(Stored entries)
§
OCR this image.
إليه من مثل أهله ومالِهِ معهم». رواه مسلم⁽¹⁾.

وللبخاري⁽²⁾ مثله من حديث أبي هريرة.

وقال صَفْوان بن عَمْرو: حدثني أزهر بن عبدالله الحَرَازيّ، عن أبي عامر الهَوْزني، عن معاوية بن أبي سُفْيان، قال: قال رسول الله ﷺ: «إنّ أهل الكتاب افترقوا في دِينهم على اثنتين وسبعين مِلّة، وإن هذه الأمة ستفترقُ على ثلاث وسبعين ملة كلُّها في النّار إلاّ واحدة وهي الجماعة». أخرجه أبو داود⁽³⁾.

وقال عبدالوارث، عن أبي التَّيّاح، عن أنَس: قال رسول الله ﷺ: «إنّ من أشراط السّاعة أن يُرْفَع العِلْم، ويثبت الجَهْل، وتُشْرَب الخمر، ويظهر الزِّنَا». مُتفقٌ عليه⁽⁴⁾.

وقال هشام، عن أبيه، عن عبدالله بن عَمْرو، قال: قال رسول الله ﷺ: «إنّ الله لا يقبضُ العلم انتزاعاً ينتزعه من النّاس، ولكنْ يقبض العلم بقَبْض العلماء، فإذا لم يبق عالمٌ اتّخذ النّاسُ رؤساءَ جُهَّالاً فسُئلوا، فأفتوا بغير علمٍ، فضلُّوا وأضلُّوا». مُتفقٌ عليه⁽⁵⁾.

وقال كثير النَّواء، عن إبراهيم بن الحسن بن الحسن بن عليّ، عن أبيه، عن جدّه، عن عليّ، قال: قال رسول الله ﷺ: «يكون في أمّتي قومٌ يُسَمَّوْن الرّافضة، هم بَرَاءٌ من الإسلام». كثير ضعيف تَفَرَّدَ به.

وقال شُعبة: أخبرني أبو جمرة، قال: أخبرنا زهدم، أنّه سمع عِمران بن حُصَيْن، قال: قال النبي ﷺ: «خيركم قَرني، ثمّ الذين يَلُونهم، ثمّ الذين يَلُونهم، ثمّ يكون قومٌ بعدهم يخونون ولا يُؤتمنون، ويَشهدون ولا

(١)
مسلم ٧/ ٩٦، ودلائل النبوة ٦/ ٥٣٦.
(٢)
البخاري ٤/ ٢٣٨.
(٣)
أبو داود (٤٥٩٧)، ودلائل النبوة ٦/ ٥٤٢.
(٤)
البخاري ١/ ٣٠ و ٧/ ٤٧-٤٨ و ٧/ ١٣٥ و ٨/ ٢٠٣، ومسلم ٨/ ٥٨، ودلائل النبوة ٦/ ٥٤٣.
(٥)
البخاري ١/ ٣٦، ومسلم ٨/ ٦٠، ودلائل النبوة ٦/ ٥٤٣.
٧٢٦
§
* [Problem description]:
Exactly reproduce all of the entries.

* [Solution to the problem]:
OCR this image.
إليه من مثل أهله ومالِهِ معهم». رواه مسلم⁽¹⁾.

وللبخاري⁽²⁾ مثله من حديث أبي هريرة.

وقال صَفْوان بن عَمْرو: حدثني أزهر بن عبدالله الحَرَازيّ، عن أبي عامر الهَوْزني، عن معاوية بن أبي سُفْيان، قال: قال رسول الله ﷺ: «إنّ أهل الكتاب افترقوا في دِينهم على اثنتين وسبعين مِلّة، وإن هذه الأمة ستفترقُ على ثلاث وسبعين ملة كلُّها في النّار إلاّ واحدة وهي الجماعة». أخرجه أبو داود⁽³⁾.

وقال عبدالوارث، عن أبي التَّيّاح، عن أنَس: قال رسول الله ﷺ: «إنّ من أشراط السّاعة أن يُرْفَع العِلْم، ويثبت الجَهْل، وتُشْرَب الخمر، ويظهر الزِّنَا». مُتفقٌ عليه⁽⁴⁾.

وقال هشام، عن أبيه، عن عبدالله بن عَمْرو، قال: قال رسول الله ﷺ: «إنّ الله لا يقبضُ العلم انتزاعاً ينتزعه من النّاس، ولكنْ يقبض العلم بقَبْض العلماء، فإذا لم يبق عالمٌ اتّخذ النّاسُ رؤساءَ جُهَّالاً فسُئلوا، فأفتوا بغير علمٍ، فضلُّوا وأضلُّوا». مُتفقٌ عليه⁽⁵⁾.

وقال كثير النَّواء، عن إبراهيم بن الحسن بن الحسن بن عليّ، عن أبيه، عن جدّه، عن عليّ، قال: قال رسول الله ﷺ: «يكون في أمّتي قومٌ يُسَمَّوْن الرّافضة، هم بَرَاءٌ من الإسلام». كثير ضعيف تَفَرَّدَ به.

وقال شُعبة: أخبرني أبو جمرة، قال: أخبرنا زهدم، أنّه سمع عِمران بن حُصَيْن، قال: قال النبي ﷺ: «خيركم قَرني، ثمّ الذين يَلُونهم، ثمّ الذين يَلُونهم، ثمّ يكون قومٌ بعدهم يخونون ولا يُؤتمنون، ويَشهدون ولا

(١)
مسلم ٧/ ٩٦، ودلائل النبوة ٦/ ٥٣٦.
(٢)
البخاري ٤/ ٢٣٨.
(٣)
أبو داود (٤٥٩٧)، ودلائل النبوة ٦/ ٥٤٢.
(٤)
البخاري ١/ ٣٠ و ٧/ ٤٧-٤٨ و ٧/ ١٣٥ و ٨/ ٢٠٣، ومسلم ٨/ ٥٨، ودلائل النبوة ٦/ ٥٤٣.
(٥)
البخاري ١/ ٣٦، ومسلم ٨/ ٦٠، ودلائل النبوة ٦/ ٥٤٣.
٧٢٦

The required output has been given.